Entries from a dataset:

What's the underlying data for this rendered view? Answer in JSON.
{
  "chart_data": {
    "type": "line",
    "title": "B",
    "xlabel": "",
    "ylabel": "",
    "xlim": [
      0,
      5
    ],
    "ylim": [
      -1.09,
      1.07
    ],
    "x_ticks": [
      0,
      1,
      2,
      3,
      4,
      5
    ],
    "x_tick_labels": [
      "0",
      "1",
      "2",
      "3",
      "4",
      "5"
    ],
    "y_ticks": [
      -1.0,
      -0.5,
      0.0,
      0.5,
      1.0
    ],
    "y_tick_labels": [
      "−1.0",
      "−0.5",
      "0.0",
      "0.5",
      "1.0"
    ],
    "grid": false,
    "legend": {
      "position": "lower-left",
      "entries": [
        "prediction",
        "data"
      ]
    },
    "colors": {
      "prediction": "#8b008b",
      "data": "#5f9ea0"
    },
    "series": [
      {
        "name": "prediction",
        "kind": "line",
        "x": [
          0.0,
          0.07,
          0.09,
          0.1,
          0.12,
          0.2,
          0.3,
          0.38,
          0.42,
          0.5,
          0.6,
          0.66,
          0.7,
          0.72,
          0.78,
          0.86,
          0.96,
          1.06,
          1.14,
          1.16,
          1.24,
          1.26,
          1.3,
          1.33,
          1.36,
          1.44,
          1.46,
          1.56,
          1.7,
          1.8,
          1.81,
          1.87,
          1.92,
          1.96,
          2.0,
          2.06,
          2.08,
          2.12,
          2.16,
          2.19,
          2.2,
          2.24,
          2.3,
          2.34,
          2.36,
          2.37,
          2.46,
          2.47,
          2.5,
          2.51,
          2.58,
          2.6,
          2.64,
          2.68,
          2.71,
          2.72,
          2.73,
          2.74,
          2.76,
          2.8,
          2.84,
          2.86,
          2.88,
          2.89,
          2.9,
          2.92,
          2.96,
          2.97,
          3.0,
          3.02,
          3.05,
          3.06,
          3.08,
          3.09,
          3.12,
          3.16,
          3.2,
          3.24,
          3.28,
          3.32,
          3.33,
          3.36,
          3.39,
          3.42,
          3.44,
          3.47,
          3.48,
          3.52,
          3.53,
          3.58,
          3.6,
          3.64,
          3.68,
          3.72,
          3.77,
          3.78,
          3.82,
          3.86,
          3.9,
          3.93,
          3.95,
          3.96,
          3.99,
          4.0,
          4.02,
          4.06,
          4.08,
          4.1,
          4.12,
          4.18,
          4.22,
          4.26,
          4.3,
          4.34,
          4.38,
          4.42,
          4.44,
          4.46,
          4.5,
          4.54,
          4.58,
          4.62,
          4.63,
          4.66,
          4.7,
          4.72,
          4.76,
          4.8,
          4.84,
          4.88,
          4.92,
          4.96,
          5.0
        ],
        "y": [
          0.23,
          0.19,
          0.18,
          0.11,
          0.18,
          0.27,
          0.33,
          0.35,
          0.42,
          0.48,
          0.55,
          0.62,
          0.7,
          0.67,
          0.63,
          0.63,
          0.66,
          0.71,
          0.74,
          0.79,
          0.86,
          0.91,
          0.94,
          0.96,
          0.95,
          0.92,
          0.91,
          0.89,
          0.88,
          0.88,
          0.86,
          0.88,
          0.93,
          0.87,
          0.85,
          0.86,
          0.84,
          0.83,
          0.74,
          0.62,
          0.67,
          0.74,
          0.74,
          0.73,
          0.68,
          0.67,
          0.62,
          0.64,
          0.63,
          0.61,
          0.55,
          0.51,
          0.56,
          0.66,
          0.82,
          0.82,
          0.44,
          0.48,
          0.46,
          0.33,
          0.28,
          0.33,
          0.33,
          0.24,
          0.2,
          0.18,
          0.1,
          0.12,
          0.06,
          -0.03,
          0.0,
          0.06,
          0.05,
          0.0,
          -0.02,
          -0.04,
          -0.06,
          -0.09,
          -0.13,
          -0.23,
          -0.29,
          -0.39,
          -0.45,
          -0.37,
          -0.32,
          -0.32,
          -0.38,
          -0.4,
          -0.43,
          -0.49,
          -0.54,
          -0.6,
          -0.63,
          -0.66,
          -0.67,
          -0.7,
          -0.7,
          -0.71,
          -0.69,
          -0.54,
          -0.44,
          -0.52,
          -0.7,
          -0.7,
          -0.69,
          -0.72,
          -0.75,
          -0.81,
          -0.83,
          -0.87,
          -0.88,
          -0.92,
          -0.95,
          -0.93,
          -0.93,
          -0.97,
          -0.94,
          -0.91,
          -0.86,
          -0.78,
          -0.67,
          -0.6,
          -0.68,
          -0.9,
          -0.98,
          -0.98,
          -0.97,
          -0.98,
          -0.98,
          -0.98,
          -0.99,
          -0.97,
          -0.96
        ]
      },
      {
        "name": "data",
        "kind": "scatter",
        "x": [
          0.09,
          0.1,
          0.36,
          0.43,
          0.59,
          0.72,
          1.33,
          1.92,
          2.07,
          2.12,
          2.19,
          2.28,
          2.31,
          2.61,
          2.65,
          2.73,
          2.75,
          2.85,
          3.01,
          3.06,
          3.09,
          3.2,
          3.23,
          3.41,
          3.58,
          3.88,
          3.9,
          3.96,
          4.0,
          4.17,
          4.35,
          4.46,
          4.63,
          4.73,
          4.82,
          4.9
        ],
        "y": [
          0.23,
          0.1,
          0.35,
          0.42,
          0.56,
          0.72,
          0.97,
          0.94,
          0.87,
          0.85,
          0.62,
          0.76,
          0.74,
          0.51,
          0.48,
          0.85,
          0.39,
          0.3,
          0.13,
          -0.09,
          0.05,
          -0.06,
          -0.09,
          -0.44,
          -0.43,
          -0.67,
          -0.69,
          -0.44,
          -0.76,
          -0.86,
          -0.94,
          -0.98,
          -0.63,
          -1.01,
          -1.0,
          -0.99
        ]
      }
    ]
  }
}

**Task statement:** Quote all of the entries verbatim.

**Answer to this exercise:**
What's the underlying data for this rendered view? Answer in JSON.
{
  "chart_data": {
    "type": "line",
    "title": "B",
    "xlabel": "",
    "ylabel": "",
    "xlim": [
      0,
      5
    ],
    "ylim": [
      -1.09,
      1.07
    ],
    "x_ticks": [
      0,
      1,
      2,
      3,
      4,
      5
    ],
    "x_tick_labels": [
      "0",
      "1",
      "2",
      "3",
      "4",
      "5"
    ],
    "y_ticks": [
      -1.0,
      -0.5,
      0.0,
      0.5,
      1.0
    ],
    "y_tick_labels": [
      "−1.0",
      "−0.5",
      "0.0",
      "0.5",
      "1.0"
    ],
    "grid": false,
    "legend": {
      "position": "lower-left",
      "entries": [
        "prediction",
        "data"
      ]
    },
    "colors": {
      "prediction": "#8b008b",
      "data": "#5f9ea0"
    },
    "series": [
      {
        "name": "prediction",
        "kind": "line",
        "x": [
          0.0,
          0.07,
          0.09,
          0.1,
          0.12,
          0.2,
          0.3,
          0.38,
          0.42,
          0.5,
          0.6,
          0.66,
          0.7,
          0.72,
          0.78,
          0.86,
          0.96,
          1.06,
          1.14,
          1.16,
          1.24,
          1.26,
          1.3,
          1.33,
          1.36,
          1.44,
          1.46,
          1.56,
          1.7,
          1.8,
          1.81,
          1.87,
          1.92,
          1.96,
          2.0,
          2.06,
          2.08,
          2.12,
          2.16,
          2.19,
          2.2,
          2.24,
          2.3,
          2.34,
          2.36,
          2.37,
          2.46,
          2.47,
          2.5,
          2.51,
          2.58,
          2.6,
          2.64,
          2.68,
          2.71,
          2.72,
          2.73,
          2.74,
          2.76,
          2.8,
          2.84,
          2.86,
          2.88,
          2.89,
          2.9,
          2.92,
          2.96,
          2.97,
          3.0,
          3.02,
          3.05,
          3.06,
          3.08,
          3.09,
          3.12,
          3.16,
          3.2,
          3.24,
          3.28,
          3.32,
          3.33,
          3.36,
          3.39,
          3.42,
          3.44,
          3.47,
          3.48,
          3.52,
          3.53,
          3.58,
          3.6,
          3.64,
          3.68,
          3.72,
          3.77,
          3.78,
          3.82,
          3.86,
          3.9,
          3.93,
          3.95,
          3.96,
          3.99,
          4.0,
          4.02,
          4.06,
          4.08,
          4.1,
          4.12,
          4.18,
          4.22,
          4.26,
          4.3,
          4.34,
          4.38,
          4.42,
          4.44,
          4.46,
          4.5,
          4.54,
          4.58,
          4.62,
          4.63,
          4.66,
          4.7,
          4.72,
          4.76,
          4.8,
          4.84,
          4.88,
          4.92,
          4.96,
          5.0
        ],
        "y": [
          0.23,
          0.19,
          0.18,
          0.11,
          0.18,
          0.27,
          0.33,
          0.35,
          0.42,
          0.48,
          0.55,
          0.62,
          0.7,
          0.67,
          0.63,
          0.63,
          0.66,
          0.71,
          0.74,
          0.79,
          0.86,
          0.91,
          0.94,
          0.96,
          0.95,
          0.92,
          0.91,
          0.89,
          0.88,
          0.88,
          0.86,
          0.88,
          0.93,
          0.87,
          0.85,
          0.86,
          0.84,
          0.83,
          0.74,
          0.62,
          0.67,
          0.74,
          0.74,
          0.73,
          0.68,
          0.67,
          0.62,
          0.64,
          0.63,
          0.61,
          0.55,
          0.51,
          0.56,
          0.66,
          0.82,
          0.82,
          0.44,
          0.48,
          0.46,
          0.33,
          0.28,
          0.33,
          0.33,
          0.24,
          0.2,
          0.18,
          0.1,
          0.12,
          0.06,
          -0.03,
          0.0,
          0.06,
          0.05,
          0.0,
          -0.02,
          -0.04,
          -0.06,
          -0.09,
          -0.13,
          -0.23,
          -0.29,
          -0.39,
          -0.45,
          -0.37,
          -0.32,
          -0.32,
          -0.38,
          -0.4,
          -0.43,
          -0.49,
          -0.54,
          -0.6,
          -0.63,
          -0.66,
          -0.67,
          -0.7,
          -0.7,
          -0.71,
          -0.69,
          -0.54,
          -0.44,
          -0.52,
          -0.7,
          -0.7,
          -0.69,
          -0.72,
          -0.75,
          -0.81,
          -0.83,
          -0.87,
          -0.88,
          -0.92,
          -0.95,
          -0.93,
          -0.93,
          -0.97,
          -0.94,
          -0.91,
          -0.86,
          -0.78,
          -0.67,
          -0.6,
          -0.68,
          -0.9,
          -0.98,
          -0.98,
          -0.97,
          -0.98,
          -0.98,
          -0.98,
          -0.99,
          -0.97,
          -0.96
        ]
      },
      {
        "name": "data",
        "kind": "scatter",
        "x": [
          0.09,
          0.1,
          0.36,
          0.43,
          0.59,
          0.72,
          1.33,
          1.92,
          2.07,
          2.12,
          2.19,
          2.28,
          2.31,
          2.61,
          2.65,
          2.73,
          2.75,
          2.85,
          3.01,
          3.06,
          3.09,
          3.2,
          3.23,
          3.41,
          3.58,
          3.88,
          3.9,
          3.96,
          4.0,
          4.17,
          4.35,
          4.46,
          4.63,
          4.73,
          4.82,
          4.9
        ],
        "y": [
          0.23,
          0.1,
          0.35,
          0.42,
          0.56,
          0.72,
          0.97,
          0.94,
          0.87,
          0.85,
          0.62,
          0.76,
          0.74,
          0.51,
          0.48,
          0.85,
          0.39,
          0.3,
          0.13,
          -0.09,
          0.05,
          -0.06,
          -0.09,
          -0.44,
          -0.43,
          -0.67,
          -0.69,
          -0.44,
          -0.76,
          -0.86,
          -0.94,
          -0.98,
          -0.63,
          -1.01,
          -1.0,
          -0.99
        ]
      }
    ]
  }
}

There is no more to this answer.